**TASK DESCRIPTION**. Copy the data that follows, character for character, minus the pictures.
START EXTRACTED RECORDS
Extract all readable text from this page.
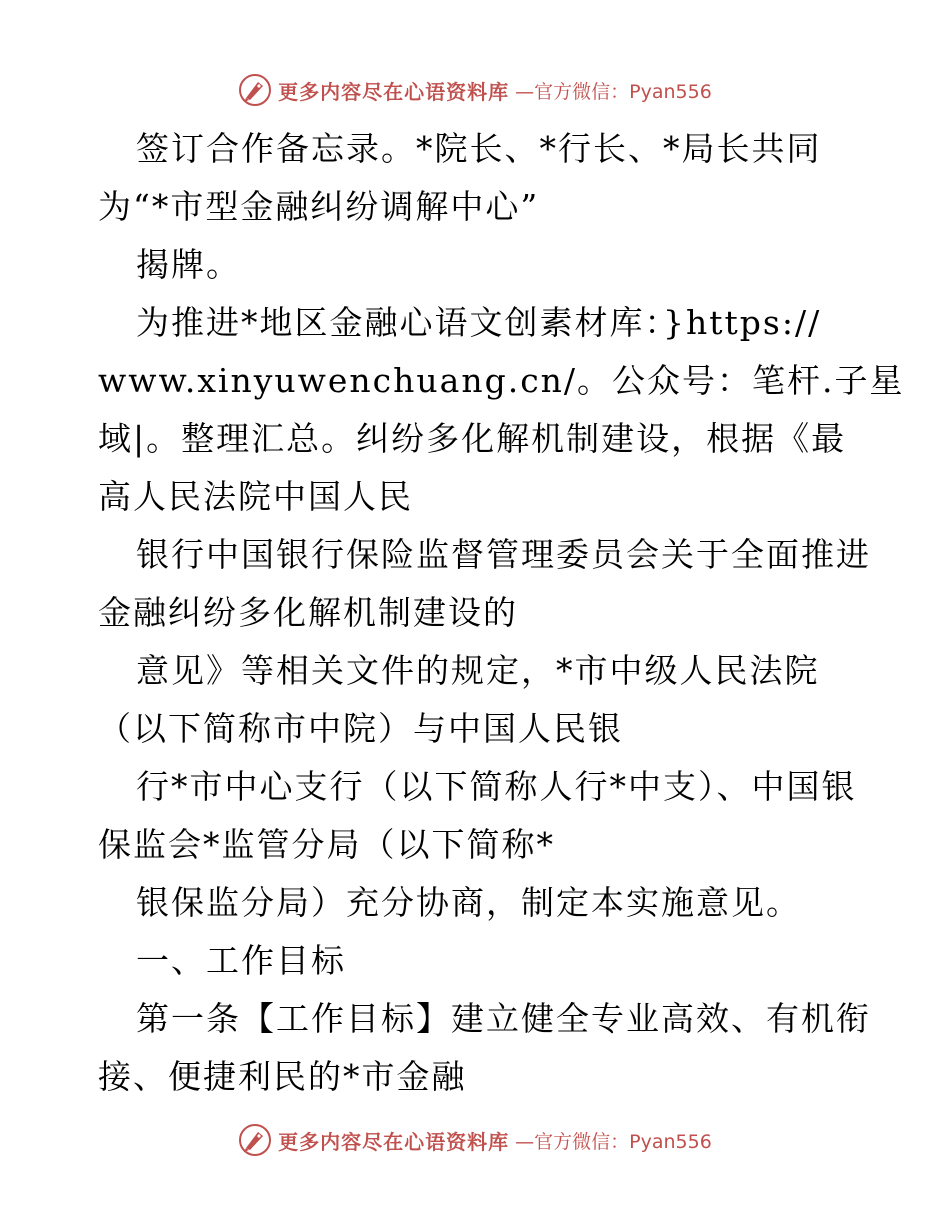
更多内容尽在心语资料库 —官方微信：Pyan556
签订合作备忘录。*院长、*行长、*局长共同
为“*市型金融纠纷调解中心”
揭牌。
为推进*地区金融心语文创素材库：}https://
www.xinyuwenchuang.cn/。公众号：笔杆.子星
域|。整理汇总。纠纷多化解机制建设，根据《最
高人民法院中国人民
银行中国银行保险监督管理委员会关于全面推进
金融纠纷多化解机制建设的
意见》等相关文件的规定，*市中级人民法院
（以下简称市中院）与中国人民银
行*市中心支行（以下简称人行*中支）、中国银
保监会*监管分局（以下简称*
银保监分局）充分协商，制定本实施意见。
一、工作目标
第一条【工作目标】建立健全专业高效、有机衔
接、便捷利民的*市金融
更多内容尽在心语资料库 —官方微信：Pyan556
END EXTRACTED RECORDS
**SOLVED PROBLEM**.
Extract all readable text from this page.
更多内容尽在心语资料库 —官方微信：Pyan556
签订合作备忘录。*院长、*行长、*局长共同
为“*市型金融纠纷调解中心”
揭牌。
为推进*地区金融心语文创素材库：}https://
www.xinyuwenchuang.cn/。公众号：笔杆.子星
域|。整理汇总。纠纷多化解机制建设，根据《最
高人民法院中国人民
银行中国银行保险监督管理委员会关于全面推进
金融纠纷多化解机制建设的
意见》等相关文件的规定，*市中级人民法院
（以下简称市中院）与中国人民银
行*市中心支行（以下简称人行*中支）、中国银
保监会*监管分局（以下简称*
银保监分局）充分协商，制定本实施意见。
一、工作目标
第一条【工作目标】建立健全专业高效、有机衔
接、便捷利民的*市金融
更多内容尽在心语资料库 —官方微信：Pyan556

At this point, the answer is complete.